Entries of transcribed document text
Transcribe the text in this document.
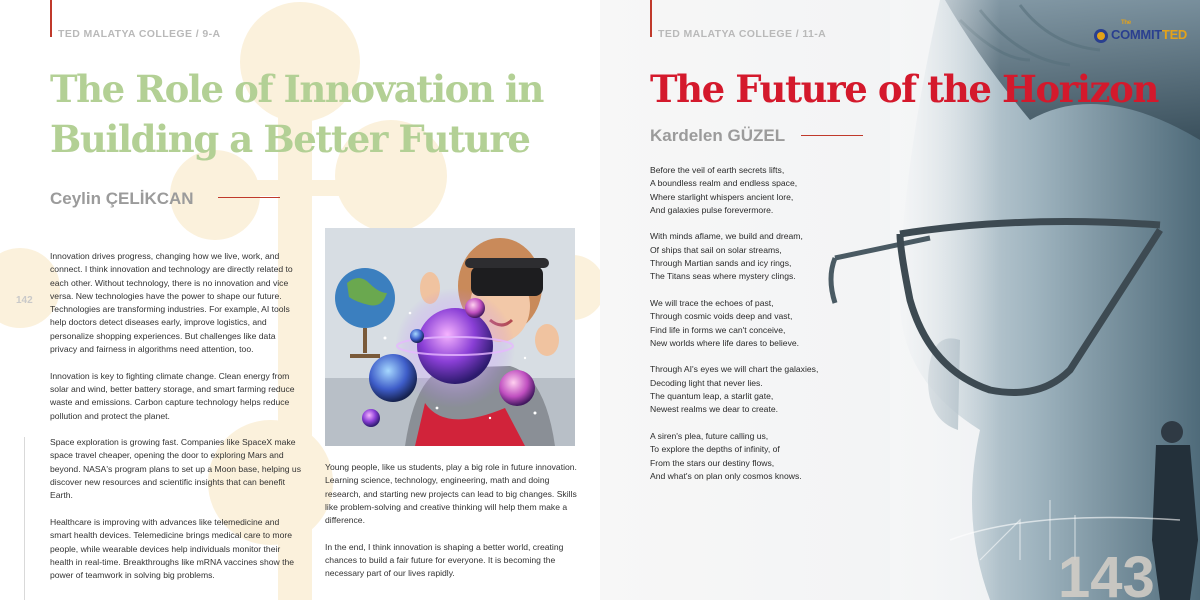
TED MALATYA COLLEGE / 9-A
The Role of Innovation in
Building a Better Future

Ceylin ÇELİKCAN

142

Innovation drives progress, changing how we live, work, and connect. I think innovation and technology are directly related to each other. Without technology, there is no innovation and vice versa. New technologies have the power to shape our future. Technologies are transforming industries. For example, AI tools help doctors detect diseases early, improve logistics, and personalize shopping experiences. But challenges like data privacy and fairness in algorithms need attention, too.

Innovation is key to fighting climate change. Clean energy from solar and wind, better battery storage, and smart farming reduce waste and emissions. Carbon capture technology helps reduce pollution and protect the planet.

Space exploration is growing fast. Companies like SpaceX make space travel cheaper, opening the door to exploring Mars and beyond. NASA's program plans to set up a Moon base, helping us discover new resources and scientific insights that can benefit Earth.

Healthcare is improving with advances like telemedicine and smart health devices. Telemedicine brings medical care to more people, while wearable devices help individuals monitor their health in real-time. Breakthroughs like mRNA vaccines show the power of teamwork in solving big problems.

Young people, like us students, play a big role in future innovation. Learning science, technology, engineering, math and doing research, and starting new projects can lead to big changes. Skills like problem-solving and creative thinking will help them make a difference.

In the end, I think innovation is shaping a better world, creating chances to build a fair future for everyone. It is becoming the necessary part of our lives rapidly.

TED MALATYA COLLEGE / 11-A
The
COMMITTED
The Future of the Horizon

Kardelen GÜZEL

Before the veil of earth secrets lifts,
A boundless realm and endless space,
Where starlight whispers ancient lore,
And galaxies pulse forevermore.
With minds aflame, we build and dream,
Of ships that sail on solar streams,
Through Martian sands and icy rings,
The Titans seas where mystery clings.
We will trace the echoes of past,
Through cosmic voids deep and vast,
Find life in forms we can't conceive,
New worlds where life dares to believe.
Through AI's eyes we will chart the galaxies,
Decoding light that never lies.
The quantum leap, a starlit gate,
Newest realms we dear to create.
A siren's plea, future calling us,
To explore the depths of infinity, of
From the stars our destiny flows,
And what's on plan only cosmos knows.
143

- **Exercise aim**
Please set down the records exactly, and keep every image out of the copy.

- **Solution to the problem**
Transcribe the text in this document.
TED MALATYA COLLEGE / 9-A
The Role of Innovation in
Building a Better Future

Ceylin ÇELİKCAN

142

Innovation drives progress, changing how we live, work, and connect. I think innovation and technology are directly related to each other. Without technology, there is no innovation and vice versa. New technologies have the power to shape our future. Technologies are transforming industries. For example, AI tools help doctors detect diseases early, improve logistics, and personalize shopping experiences. But challenges like data privacy and fairness in algorithms need attention, too.

Innovation is key to fighting climate change. Clean energy from solar and wind, better battery storage, and smart farming reduce waste and emissions. Carbon capture technology helps reduce pollution and protect the planet.

Space exploration is growing fast. Companies like SpaceX make space travel cheaper, opening the door to exploring Mars and beyond. NASA's program plans to set up a Moon base, helping us discover new resources and scientific insights that can benefit Earth.

Healthcare is improving with advances like telemedicine and smart health devices. Telemedicine brings medical care to more people, while wearable devices help individuals monitor their health in real-time. Breakthroughs like mRNA vaccines show the power of teamwork in solving big problems.

Young people, like us students, play a big role in future innovation. Learning science, technology, engineering, math and doing research, and starting new projects can lead to big changes. Skills like problem-solving and creative thinking will help them make a difference.

In the end, I think innovation is shaping a better world, creating chances to build a fair future for everyone. It is becoming the necessary part of our lives rapidly.

TED MALATYA COLLEGE / 11-A
The
COMMITTED
The Future of the Horizon

Kardelen GÜZEL

Before the veil of earth secrets lifts,
A boundless realm and endless space,
Where starlight whispers ancient lore,
And galaxies pulse forevermore.
With minds aflame, we build and dream,
Of ships that sail on solar streams,
Through Martian sands and icy rings,
The Titans seas where mystery clings.
We will trace the echoes of past,
Through cosmic voids deep and vast,
Find life in forms we can't conceive,
New worlds where life dares to believe.
Through AI's eyes we will chart the galaxies,
Decoding light that never lies.
The quantum leap, a starlit gate,
Newest realms we dear to create.
A siren's plea, future calling us,
To explore the depths of infinity, of
From the stars our destiny flows,
And what's on plan only cosmos knows.
143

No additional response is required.